Task to carry out: Turn the stretch of the listing from the line that contains "compose-button[interactable] xyxy=(498,1185,534,1221)" through the line that contains "status-value: Client xyxy=(258,657,307,678)" into a Markdown table with the columns Row and Entry. Number each line in Row, put the line itself in Entry, and leave out any blank lines.

Input data:
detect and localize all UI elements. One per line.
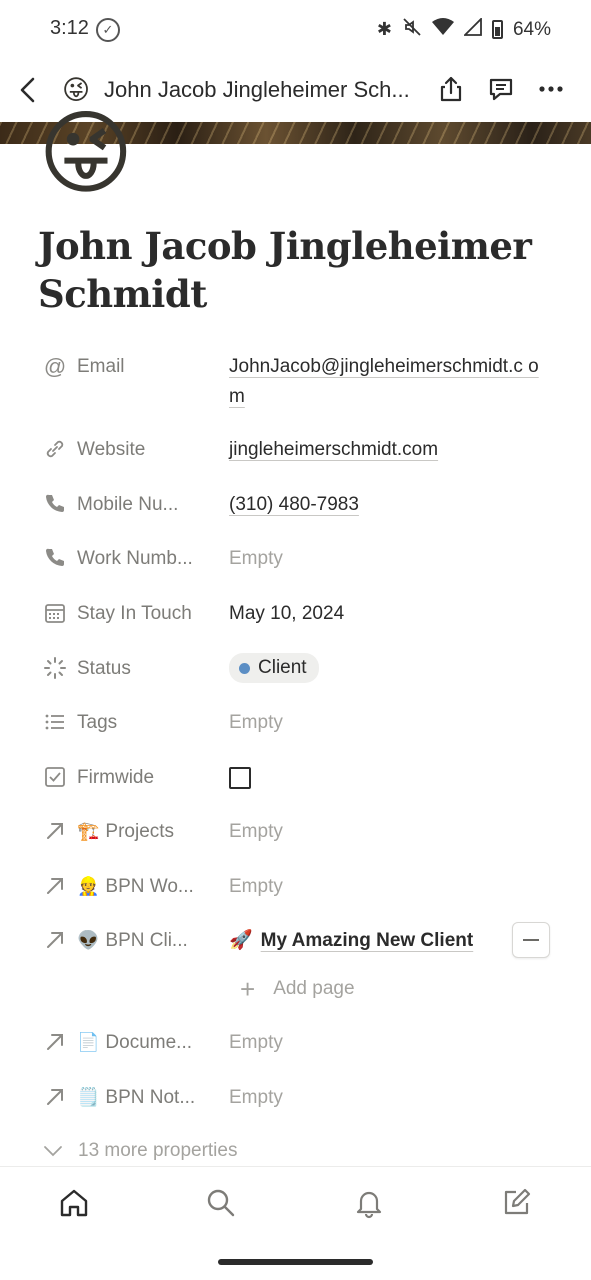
compose-button[interactable] xyxy=(498,1185,534,1221)
search-button[interactable] xyxy=(203,1185,239,1221)
relation-page-link[interactable]: 🚀 My Amazing New Client xyxy=(229,926,559,956)
calendar-icon xyxy=(42,601,68,627)
add-page-label: Add page xyxy=(273,978,355,999)
notifications-button[interactable] xyxy=(351,1185,387,1221)
mobile-value[interactable]: (310) 480-7983 xyxy=(229,490,559,520)
home-button[interactable] xyxy=(56,1185,92,1221)
status-dot xyxy=(239,662,250,674)
compose-icon xyxy=(504,1188,531,1215)
property-label: 👷 BPN Wo... xyxy=(77,876,194,897)
page-emoji-icon[interactable]: 😜 xyxy=(62,74,90,106)
bluetooth-icon: ✱ xyxy=(376,19,392,39)
arrow-icon xyxy=(42,874,68,900)
property-label: 📄 Docume... xyxy=(77,1032,193,1053)
battery-level: 64% xyxy=(512,18,551,40)
rocket-emoji-icon: 🚀 xyxy=(229,930,253,951)
arrow-icon xyxy=(42,928,68,954)
more-button[interactable] xyxy=(535,72,567,106)
status-bar: 3:12 ✓ ✱ 64% xyxy=(0,0,591,58)
nav-title[interactable]: John Jacob Jingleheimer Sch... xyxy=(104,77,424,103)
arrow-icon xyxy=(42,1085,68,1111)
link-icon xyxy=(42,437,68,463)
tags-value[interactable]: Empty xyxy=(229,708,559,738)
share-button[interactable] xyxy=(435,72,467,106)
bottom-nav xyxy=(0,1166,591,1240)
bpn-notes-value[interactable]: Empty xyxy=(229,1083,559,1113)
property-label: Mobile Nu... xyxy=(77,494,179,515)
property-label: Firmwide xyxy=(77,767,155,788)
documents-value[interactable]: Empty xyxy=(229,1028,559,1058)
status-value: Client xyxy=(258,657,307,678)
email-value[interactable]: JohnJacob@jingleheimerschmidt.c om xyxy=(229,352,549,412)
plus-icon: + xyxy=(240,974,256,1004)
property-label: 🏗️ Projects xyxy=(77,821,175,842)
add-page-button[interactable]: + Add page xyxy=(240,976,355,1002)
phone-icon xyxy=(42,546,68,572)
search-icon xyxy=(207,1189,235,1217)
more-properties-label: 13 more properties xyxy=(78,1140,238,1161)
status-icon xyxy=(42,656,68,682)
arrow-icon xyxy=(42,819,68,845)
check-circle-icon: ✓ xyxy=(96,18,120,42)
firmwide-checkbox[interactable] xyxy=(229,767,251,789)
status-icons: ✱ 64% xyxy=(376,16,551,42)
construction-emoji-icon: 🏗️ xyxy=(77,821,100,841)
worker-emoji-icon: 👷 xyxy=(77,876,100,896)
more-properties-toggle[interactable]: 13 more properties xyxy=(42,1140,237,1162)
page-title[interactable]: John Jacob Jingleheimer Schmidt xyxy=(38,222,558,318)
notepad-emoji-icon: 🗒️ xyxy=(77,1087,100,1107)
property-label: Stay In Touch xyxy=(77,603,192,624)
phone-icon xyxy=(42,492,68,518)
comment-button[interactable] xyxy=(485,72,517,106)
status-time: 3:12 xyxy=(50,17,89,39)
bell-icon xyxy=(356,1191,382,1219)
projects-value[interactable]: Empty xyxy=(229,817,559,847)
page-icon[interactable]: 😜 xyxy=(38,104,134,204)
property-label: Status xyxy=(77,658,131,679)
home-icon xyxy=(60,1189,88,1217)
remove-relation-button[interactable] xyxy=(512,922,550,958)
signal-icon xyxy=(462,16,482,41)
alien-emoji-icon: 👽 xyxy=(77,930,100,950)
property-label: 🗒️ BPN Not... xyxy=(77,1087,196,1108)
property-label: Work Numb... xyxy=(77,548,193,569)
property-label: Tags xyxy=(77,712,118,733)
bpn-workers-value[interactable]: Empty xyxy=(229,872,559,902)
checkbox-icon xyxy=(42,765,68,791)
at-icon: @ xyxy=(43,354,67,379)
list-icon xyxy=(42,710,68,736)
status-badge[interactable]: Client xyxy=(229,653,319,683)
website-value[interactable]: jingleheimerschmidt.com xyxy=(229,435,559,465)
battery-icon xyxy=(491,20,503,39)
stay-in-touch-value[interactable]: May 10, 2024 xyxy=(229,599,559,629)
arrow-icon xyxy=(42,1030,68,1056)
work-number-value[interactable]: Empty xyxy=(229,544,559,574)
comment-icon xyxy=(489,78,513,101)
property-label: 👽 BPN Cli... xyxy=(77,930,188,951)
home-indicator[interactable] xyxy=(218,1259,373,1265)
chevron-down-icon xyxy=(44,1146,62,1157)
mute-icon xyxy=(402,17,422,42)
document-emoji-icon: 📄 xyxy=(77,1032,100,1052)
more-icon xyxy=(539,86,563,92)
share-icon xyxy=(440,76,462,102)
property-label: Email xyxy=(77,356,125,377)
wifi-icon xyxy=(431,18,454,41)
property-label: Website xyxy=(77,439,146,460)
relation-title: My Amazing New Client xyxy=(260,930,474,951)
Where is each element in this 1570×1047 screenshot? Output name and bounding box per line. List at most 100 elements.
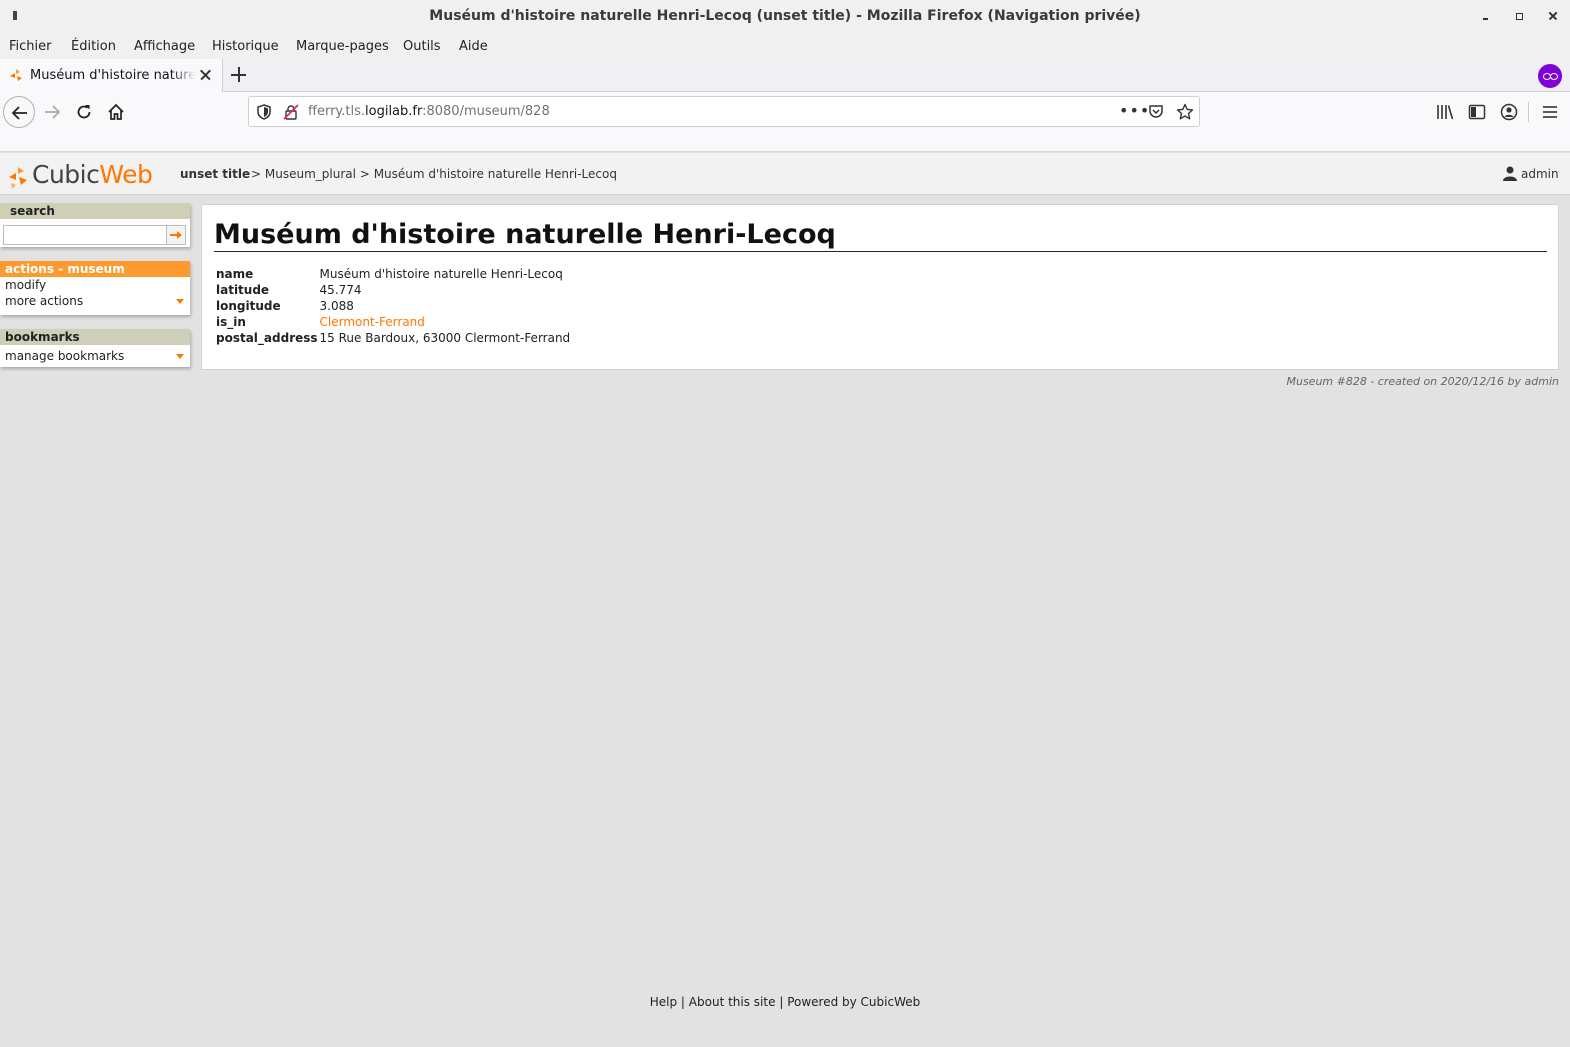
attribute-value: 3.088 <box>319 299 354 313</box>
maximize-icon[interactable] <box>1511 8 1527 24</box>
footer-separator: | <box>680 995 685 1009</box>
tab-strip: Muséum d'histoire naturelle Henri-Lecoq … <box>0 59 1570 92</box>
breadcrumb-current: Muséum d'histoire naturelle Henri-Lecoq <box>373 167 617 181</box>
reload-icon <box>77 105 91 119</box>
back-arrow-icon <box>11 106 27 120</box>
logo-text-cubic: Cubic <box>32 160 100 189</box>
attribute-key: longitude <box>216 299 281 313</box>
toolbar-separator <box>1528 102 1529 122</box>
username: admin <box>1521 167 1559 181</box>
breadcrumb: > Museum_plural > Muséum d'histoire natu… <box>251 167 617 181</box>
attribute-key: latitude <box>216 283 270 297</box>
back-button[interactable] <box>3 96 35 128</box>
is-in-link[interactable]: Clermont-Ferrand <box>320 315 425 329</box>
breadcrumb-separator: > <box>251 167 262 181</box>
manage-bookmarks[interactable]: manage bookmarks <box>0 348 190 364</box>
account-icon[interactable] <box>1500 103 1518 121</box>
attribute-key: is_in <box>216 315 246 329</box>
breadcrumb-museum-plural[interactable]: Museum_plural <box>265 167 356 181</box>
caret-down-icon <box>176 354 184 359</box>
pocket-icon[interactable] <box>1148 104 1164 120</box>
logo-text-web: Web <box>99 160 153 189</box>
tab-label: Muséum d'histoire naturelle Henri-Lecoq … <box>30 68 196 83</box>
menu-affichage[interactable]: Affichage <box>134 39 195 54</box>
tab-close-icon[interactable] <box>199 68 213 82</box>
entity-panel: Muséum d'histoire naturelle Henri-Lecoq … <box>201 204 1559 370</box>
tab-museum[interactable]: Muséum d'histoire naturelle Henri-Lecoq … <box>0 59 223 92</box>
sidebar-toggle-icon[interactable] <box>1468 103 1486 121</box>
minimize-icon[interactable] <box>1477 8 1493 24</box>
footer-help-link[interactable]: Help <box>650 995 677 1009</box>
user-menu[interactable]: admin <box>1502 165 1559 181</box>
search-box-title: search <box>0 203 190 219</box>
address-bar[interactable]: fferry.tls.logilab.fr:8080/museum/828 ••… <box>248 96 1200 127</box>
manage-bookmarks-label: manage bookmarks <box>5 349 125 363</box>
attribute-value: Clermont-Ferrand <box>319 314 572 330</box>
logo-text: CubicWeb <box>32 160 153 189</box>
forward-button[interactable] <box>36 96 68 128</box>
attributes-table: name Muséum d'histoire naturelle Henri-L… <box>215 266 571 346</box>
tracking-shield-icon[interactable] <box>257 104 271 120</box>
attribute-row: postal_address 15 Rue Bardoux, 63000 Cle… <box>215 330 571 346</box>
menu-marque-pages[interactable]: Marque-pages <box>296 39 389 54</box>
attribute-row: latitude 45.774 <box>215 282 571 298</box>
close-window-icon[interactable] <box>1545 8 1561 24</box>
search-input[interactable] <box>3 225 167 245</box>
window-titlebar: Muséum d'histoire naturelle Henri-Lecoq … <box>0 0 1570 34</box>
breadcrumb-separator: > <box>359 167 370 181</box>
attribute-row: is_in Clermont-Ferrand <box>215 314 571 330</box>
menu-outils[interactable]: Outils <box>403 39 441 54</box>
actions-box-title: actions - museum <box>0 261 190 277</box>
page-footer: Help | About this site | Powered by Cubi… <box>0 995 1570 1009</box>
insecure-lock-icon[interactable] <box>283 104 299 120</box>
arrow-right-icon <box>170 231 182 239</box>
url-subdomain: fferry.tls. <box>308 104 366 119</box>
attribute-row: name Muséum d'histoire naturelle Henri-L… <box>215 266 571 282</box>
menu-historique[interactable]: Historique <box>212 39 279 54</box>
url-domain: logilab.fr <box>365 104 423 119</box>
page-header: CubicWeb unset title > Museum_plural > M… <box>0 153 1570 195</box>
page-title: Muséum d'histoire naturelle Henri-Lecoq <box>214 219 1547 252</box>
forward-arrow-icon <box>45 105 61 119</box>
attribute-key: postal_address <box>216 331 318 345</box>
menu-aide[interactable]: Aide <box>459 39 488 54</box>
bookmark-star-icon[interactable] <box>1176 103 1194 121</box>
footer-about-link[interactable]: About this site <box>689 995 776 1009</box>
reload-button[interactable] <box>68 96 100 128</box>
window-title: Muséum d'histoire naturelle Henri-Lecoq … <box>429 8 1141 24</box>
site-title-link[interactable]: unset title <box>180 167 250 181</box>
attribute-value: Muséum d'histoire naturelle Henri-Lecoq <box>319 267 563 281</box>
attribute-key: name <box>216 267 254 281</box>
action-modify[interactable]: modify <box>0 277 190 293</box>
attribute-value: 15 Rue Bardoux, 63000 Clermont-Ferrand <box>319 331 571 345</box>
footer-separator: | <box>779 995 784 1009</box>
url-path: :8080/museum/828 <box>422 104 550 119</box>
url-text[interactable]: fferry.tls.logilab.fr:8080/museum/828 <box>308 104 550 119</box>
attribute-value: 45.774 <box>319 283 362 297</box>
search-submit-button[interactable] <box>166 225 186 245</box>
more-actions-label: more actions <box>5 294 84 308</box>
menu-fichier[interactable]: Fichier <box>9 39 52 54</box>
caret-down-icon <box>176 299 184 304</box>
entity-metadata: Museum #828 - created on 2020/12/16 by a… <box>1286 375 1559 388</box>
user-icon <box>1503 166 1517 181</box>
bookmarks-box: bookmarks manage bookmarks <box>0 329 190 367</box>
footer-powered-link[interactable]: Powered by CubicWeb <box>787 995 920 1009</box>
bookmarks-box-title: bookmarks <box>0 329 190 345</box>
menubar: Fichier Édition Affichage Historique Mar… <box>0 34 1570 59</box>
hamburger-menu-icon[interactable] <box>1541 103 1559 121</box>
new-tab-icon[interactable] <box>230 66 248 84</box>
library-icon[interactable] <box>1436 103 1454 121</box>
menu-edition[interactable]: Édition <box>71 39 116 54</box>
navigation-toolbar: fferry.tls.logilab.fr:8080/museum/828 ••… <box>0 92 1570 152</box>
private-browsing-icon <box>1538 64 1562 88</box>
home-icon <box>108 103 124 120</box>
page-actions-icon[interactable]: ••• <box>1119 101 1150 120</box>
cubicweb-favicon-icon <box>10 69 22 81</box>
attribute-row: longitude 3.088 <box>215 298 571 314</box>
action-more-actions[interactable]: more actions <box>0 293 190 309</box>
home-button[interactable] <box>100 96 132 128</box>
cubicweb-logo[interactable]: CubicWeb <box>8 160 160 191</box>
actions-box: actions - museum modify more actions <box>0 261 190 315</box>
search-box: search <box>0 203 190 247</box>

Response to the exercise:
| Row | Entry |
|---|---|
| 1 | compose-button[interactable] xyxy=(498,1185,534,1221) |
| 2 | search-button[interactable] xyxy=(203,1185,239,1221) |
| 3 | relation-page-link[interactable]: 🚀 My Amazing New Client xyxy=(229,926,559,956) |
| 4 | calendar-icon xyxy=(42,601,68,627) |
| 5 | add-page-label: Add page xyxy=(273,978,355,999) |
| 6 | notifications-button[interactable] xyxy=(351,1185,387,1221) |
| 7 | mobile-value[interactable]: (310) 480-7983 xyxy=(229,490,559,520) |
| 8 | home-button[interactable] xyxy=(56,1185,92,1221) |
| 9 | status-dot xyxy=(239,662,250,674) |
| 10 | compose-icon xyxy=(504,1188,531,1215) |
| 11 | property-label: 👷 BPN Wo... xyxy=(77,876,194,897) |
| 12 | page-emoji-icon[interactable]: 😜 xyxy=(62,74,90,106) |
| 13 | bluetooth-icon: ✱ xyxy=(376,19,392,39) |
| 14 | arrow-icon xyxy=(42,874,68,900) |
| 15 | property-label: 📄 Docume... xyxy=(77,1032,193,1053) |
| 16 | battery-level: 64% xyxy=(512,18,551,40) |
| 17 | rocket-emoji-icon: 🚀 xyxy=(229,930,253,951) |
| 18 | arrow-icon xyxy=(42,928,68,954) |
| 19 | more-button[interactable] xyxy=(535,72,567,106) |
| 20 | status-bar: 3:12 ✓ ✱ 64% xyxy=(0,0,591,58) |
| 21 | nav-title[interactable]: John Jacob Jingleheimer Sch... xyxy=(104,77,424,103) |
| 22 | arrow-icon xyxy=(42,1085,68,1111) |
| 23 | link-icon xyxy=(42,437,68,463) |
| 24 | tags-value[interactable]: Empty xyxy=(229,708,559,738) |
| 25 | share-button[interactable] xyxy=(435,72,467,106) |
| 26 | bottom-nav xyxy=(0,1166,591,1240) |
| 27 | bpn-notes-value[interactable]: Empty xyxy=(229,1083,559,1113) |
| 28 | property-label: Mobile Nu... xyxy=(77,494,179,515) |
| 29 | property-label: Firmwide xyxy=(77,767,155,788) |
| 30 | documents-value[interactable]: Empty xyxy=(229,1028,559,1058) |
| 31 | status-value: Client xyxy=(258,657,307,678) |